> _What to work on_
Pick out the lines below with "color" and list them.

^^^^^^^^

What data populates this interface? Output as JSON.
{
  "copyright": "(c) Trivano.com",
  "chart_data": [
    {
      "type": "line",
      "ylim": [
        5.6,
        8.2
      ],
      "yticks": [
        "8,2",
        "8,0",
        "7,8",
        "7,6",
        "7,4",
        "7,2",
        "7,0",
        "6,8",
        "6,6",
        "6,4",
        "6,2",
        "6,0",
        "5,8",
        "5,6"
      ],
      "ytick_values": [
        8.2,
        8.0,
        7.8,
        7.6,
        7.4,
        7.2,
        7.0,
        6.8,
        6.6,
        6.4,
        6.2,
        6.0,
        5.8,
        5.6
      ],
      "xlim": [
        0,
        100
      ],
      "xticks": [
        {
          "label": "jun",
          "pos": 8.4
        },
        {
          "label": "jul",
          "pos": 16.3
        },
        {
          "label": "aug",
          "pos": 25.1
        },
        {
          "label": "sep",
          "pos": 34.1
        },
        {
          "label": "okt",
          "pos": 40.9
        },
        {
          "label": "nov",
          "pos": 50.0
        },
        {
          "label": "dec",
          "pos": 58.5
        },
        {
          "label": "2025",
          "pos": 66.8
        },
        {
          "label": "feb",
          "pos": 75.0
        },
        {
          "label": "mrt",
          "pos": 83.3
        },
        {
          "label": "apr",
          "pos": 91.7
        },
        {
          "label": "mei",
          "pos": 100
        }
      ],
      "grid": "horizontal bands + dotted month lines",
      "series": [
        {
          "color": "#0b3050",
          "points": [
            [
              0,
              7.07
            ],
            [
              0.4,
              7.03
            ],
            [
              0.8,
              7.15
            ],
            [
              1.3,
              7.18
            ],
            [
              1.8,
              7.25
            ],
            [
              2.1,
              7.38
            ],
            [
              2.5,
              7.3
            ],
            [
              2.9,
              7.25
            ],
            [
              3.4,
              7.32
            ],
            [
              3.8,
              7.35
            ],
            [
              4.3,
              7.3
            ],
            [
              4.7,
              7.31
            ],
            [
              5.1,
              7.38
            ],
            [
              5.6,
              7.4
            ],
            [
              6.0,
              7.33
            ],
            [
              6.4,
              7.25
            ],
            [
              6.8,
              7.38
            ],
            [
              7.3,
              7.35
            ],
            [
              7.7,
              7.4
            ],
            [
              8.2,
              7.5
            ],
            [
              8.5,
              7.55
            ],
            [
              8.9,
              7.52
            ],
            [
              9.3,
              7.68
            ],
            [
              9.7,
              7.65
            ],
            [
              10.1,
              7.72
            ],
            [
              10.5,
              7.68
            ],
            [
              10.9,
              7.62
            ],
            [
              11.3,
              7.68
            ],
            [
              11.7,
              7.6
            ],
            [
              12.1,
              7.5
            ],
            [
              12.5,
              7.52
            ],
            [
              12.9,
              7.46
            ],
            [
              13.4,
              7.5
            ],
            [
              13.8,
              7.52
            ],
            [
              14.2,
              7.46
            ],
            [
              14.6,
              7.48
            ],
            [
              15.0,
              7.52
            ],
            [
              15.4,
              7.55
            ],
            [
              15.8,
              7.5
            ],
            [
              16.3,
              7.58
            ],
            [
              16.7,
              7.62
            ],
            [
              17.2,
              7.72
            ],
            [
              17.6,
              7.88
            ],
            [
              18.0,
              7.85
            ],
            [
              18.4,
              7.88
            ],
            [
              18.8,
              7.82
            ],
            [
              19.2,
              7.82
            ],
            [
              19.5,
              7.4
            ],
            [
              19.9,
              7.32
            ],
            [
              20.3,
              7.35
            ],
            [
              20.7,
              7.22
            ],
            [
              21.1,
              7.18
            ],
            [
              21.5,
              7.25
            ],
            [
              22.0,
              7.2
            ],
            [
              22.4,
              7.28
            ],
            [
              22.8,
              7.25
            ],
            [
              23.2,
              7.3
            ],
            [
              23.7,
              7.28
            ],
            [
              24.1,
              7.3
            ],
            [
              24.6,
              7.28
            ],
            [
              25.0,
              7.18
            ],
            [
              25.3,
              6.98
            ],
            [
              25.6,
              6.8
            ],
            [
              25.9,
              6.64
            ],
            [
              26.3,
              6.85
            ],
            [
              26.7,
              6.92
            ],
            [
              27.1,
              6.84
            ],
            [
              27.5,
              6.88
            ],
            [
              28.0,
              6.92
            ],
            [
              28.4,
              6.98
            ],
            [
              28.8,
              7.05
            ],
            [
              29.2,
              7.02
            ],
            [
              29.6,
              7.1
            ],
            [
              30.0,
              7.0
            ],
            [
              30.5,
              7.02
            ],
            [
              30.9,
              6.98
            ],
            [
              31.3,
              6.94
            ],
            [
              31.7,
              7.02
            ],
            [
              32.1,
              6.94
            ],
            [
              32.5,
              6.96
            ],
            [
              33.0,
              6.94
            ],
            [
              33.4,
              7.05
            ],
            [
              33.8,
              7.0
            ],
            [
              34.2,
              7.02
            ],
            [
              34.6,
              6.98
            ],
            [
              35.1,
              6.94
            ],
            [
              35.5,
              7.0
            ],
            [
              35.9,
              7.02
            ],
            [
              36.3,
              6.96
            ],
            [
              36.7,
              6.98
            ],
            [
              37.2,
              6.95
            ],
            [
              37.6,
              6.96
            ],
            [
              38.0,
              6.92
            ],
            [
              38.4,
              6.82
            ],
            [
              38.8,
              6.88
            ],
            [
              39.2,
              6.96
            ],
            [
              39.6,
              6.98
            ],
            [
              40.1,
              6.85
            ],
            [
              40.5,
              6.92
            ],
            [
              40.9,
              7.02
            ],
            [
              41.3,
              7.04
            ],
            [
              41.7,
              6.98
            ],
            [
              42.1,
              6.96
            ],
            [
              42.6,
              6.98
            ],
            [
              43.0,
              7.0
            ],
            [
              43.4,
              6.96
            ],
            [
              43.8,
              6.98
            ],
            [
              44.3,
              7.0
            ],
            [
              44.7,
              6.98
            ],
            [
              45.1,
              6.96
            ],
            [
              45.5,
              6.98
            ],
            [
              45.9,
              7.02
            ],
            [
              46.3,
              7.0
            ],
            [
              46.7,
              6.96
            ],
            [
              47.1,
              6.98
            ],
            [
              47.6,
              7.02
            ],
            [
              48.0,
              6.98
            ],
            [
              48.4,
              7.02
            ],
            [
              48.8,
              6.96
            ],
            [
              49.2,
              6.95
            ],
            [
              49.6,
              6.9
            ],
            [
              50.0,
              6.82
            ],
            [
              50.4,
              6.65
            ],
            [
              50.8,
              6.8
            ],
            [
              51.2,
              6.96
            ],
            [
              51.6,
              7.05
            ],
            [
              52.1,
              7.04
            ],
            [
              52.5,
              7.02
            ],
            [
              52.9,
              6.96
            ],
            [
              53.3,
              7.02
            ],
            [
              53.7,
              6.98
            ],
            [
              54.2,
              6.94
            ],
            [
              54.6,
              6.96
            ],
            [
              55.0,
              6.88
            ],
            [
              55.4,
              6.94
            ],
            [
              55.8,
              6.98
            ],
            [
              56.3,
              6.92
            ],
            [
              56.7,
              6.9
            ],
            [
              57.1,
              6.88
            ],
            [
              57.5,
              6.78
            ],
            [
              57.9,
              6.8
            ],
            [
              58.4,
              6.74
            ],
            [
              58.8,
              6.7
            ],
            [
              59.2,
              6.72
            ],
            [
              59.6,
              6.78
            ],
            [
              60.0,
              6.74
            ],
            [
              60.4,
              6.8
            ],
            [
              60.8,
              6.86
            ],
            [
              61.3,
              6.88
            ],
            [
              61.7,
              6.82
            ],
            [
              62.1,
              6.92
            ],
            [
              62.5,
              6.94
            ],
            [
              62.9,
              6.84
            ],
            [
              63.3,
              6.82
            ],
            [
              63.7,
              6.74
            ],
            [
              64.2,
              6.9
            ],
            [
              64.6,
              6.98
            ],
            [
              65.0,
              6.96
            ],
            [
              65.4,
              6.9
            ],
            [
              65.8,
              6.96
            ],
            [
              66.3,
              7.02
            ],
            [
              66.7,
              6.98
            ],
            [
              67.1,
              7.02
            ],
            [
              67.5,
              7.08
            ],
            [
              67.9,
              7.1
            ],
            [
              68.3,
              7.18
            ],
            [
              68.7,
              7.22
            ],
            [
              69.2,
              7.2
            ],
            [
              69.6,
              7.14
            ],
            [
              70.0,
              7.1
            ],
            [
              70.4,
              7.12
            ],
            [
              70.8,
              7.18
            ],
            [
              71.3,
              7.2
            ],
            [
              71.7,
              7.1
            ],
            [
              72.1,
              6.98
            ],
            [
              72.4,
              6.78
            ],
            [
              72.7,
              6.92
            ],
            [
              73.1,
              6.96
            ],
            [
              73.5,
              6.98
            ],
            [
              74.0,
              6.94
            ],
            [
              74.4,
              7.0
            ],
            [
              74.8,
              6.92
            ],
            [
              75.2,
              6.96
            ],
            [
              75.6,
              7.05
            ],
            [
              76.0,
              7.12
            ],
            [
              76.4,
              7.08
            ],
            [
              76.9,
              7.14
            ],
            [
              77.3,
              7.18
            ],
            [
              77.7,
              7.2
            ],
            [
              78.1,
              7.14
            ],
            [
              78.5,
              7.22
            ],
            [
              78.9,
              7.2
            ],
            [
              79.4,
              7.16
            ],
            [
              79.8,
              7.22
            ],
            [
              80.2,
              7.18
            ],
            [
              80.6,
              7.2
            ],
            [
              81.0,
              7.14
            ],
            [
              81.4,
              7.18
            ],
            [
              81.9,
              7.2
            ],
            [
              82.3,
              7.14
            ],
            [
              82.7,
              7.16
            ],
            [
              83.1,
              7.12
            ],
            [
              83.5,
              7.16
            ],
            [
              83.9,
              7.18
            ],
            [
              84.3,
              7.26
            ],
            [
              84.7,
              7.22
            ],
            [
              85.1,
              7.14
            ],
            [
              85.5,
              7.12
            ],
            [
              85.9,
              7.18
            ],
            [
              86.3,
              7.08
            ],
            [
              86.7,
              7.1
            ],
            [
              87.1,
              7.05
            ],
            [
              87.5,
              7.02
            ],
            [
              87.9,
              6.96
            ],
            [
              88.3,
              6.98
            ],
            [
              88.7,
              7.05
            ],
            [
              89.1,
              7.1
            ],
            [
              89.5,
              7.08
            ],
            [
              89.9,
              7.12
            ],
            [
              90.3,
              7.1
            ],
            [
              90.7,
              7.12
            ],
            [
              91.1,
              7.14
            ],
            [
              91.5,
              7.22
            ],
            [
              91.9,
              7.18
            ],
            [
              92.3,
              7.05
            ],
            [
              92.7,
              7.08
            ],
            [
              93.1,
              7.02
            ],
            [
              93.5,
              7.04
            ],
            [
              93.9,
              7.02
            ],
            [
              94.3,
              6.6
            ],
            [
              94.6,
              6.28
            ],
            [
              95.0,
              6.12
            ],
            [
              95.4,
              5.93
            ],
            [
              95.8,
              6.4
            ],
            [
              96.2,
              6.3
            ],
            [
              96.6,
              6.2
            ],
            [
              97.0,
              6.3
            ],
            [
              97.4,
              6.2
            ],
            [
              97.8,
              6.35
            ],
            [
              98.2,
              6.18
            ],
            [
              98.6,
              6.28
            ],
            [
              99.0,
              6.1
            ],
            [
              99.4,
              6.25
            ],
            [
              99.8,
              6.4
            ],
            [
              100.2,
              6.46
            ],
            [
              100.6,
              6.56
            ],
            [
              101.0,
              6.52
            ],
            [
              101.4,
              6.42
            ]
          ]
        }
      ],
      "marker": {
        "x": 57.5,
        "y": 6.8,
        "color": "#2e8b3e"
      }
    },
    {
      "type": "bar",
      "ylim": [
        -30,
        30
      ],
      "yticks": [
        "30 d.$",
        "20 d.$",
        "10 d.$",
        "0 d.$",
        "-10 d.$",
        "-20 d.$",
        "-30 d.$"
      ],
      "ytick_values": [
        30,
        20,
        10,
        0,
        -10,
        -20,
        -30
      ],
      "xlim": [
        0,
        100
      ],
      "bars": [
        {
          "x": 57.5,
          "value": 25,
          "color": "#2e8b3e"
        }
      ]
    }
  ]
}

^^^^^^^^

> _Finished task_
          "color": "#0b3050",
        "color": "#2e8b3e"
          "color": "#2e8b3e"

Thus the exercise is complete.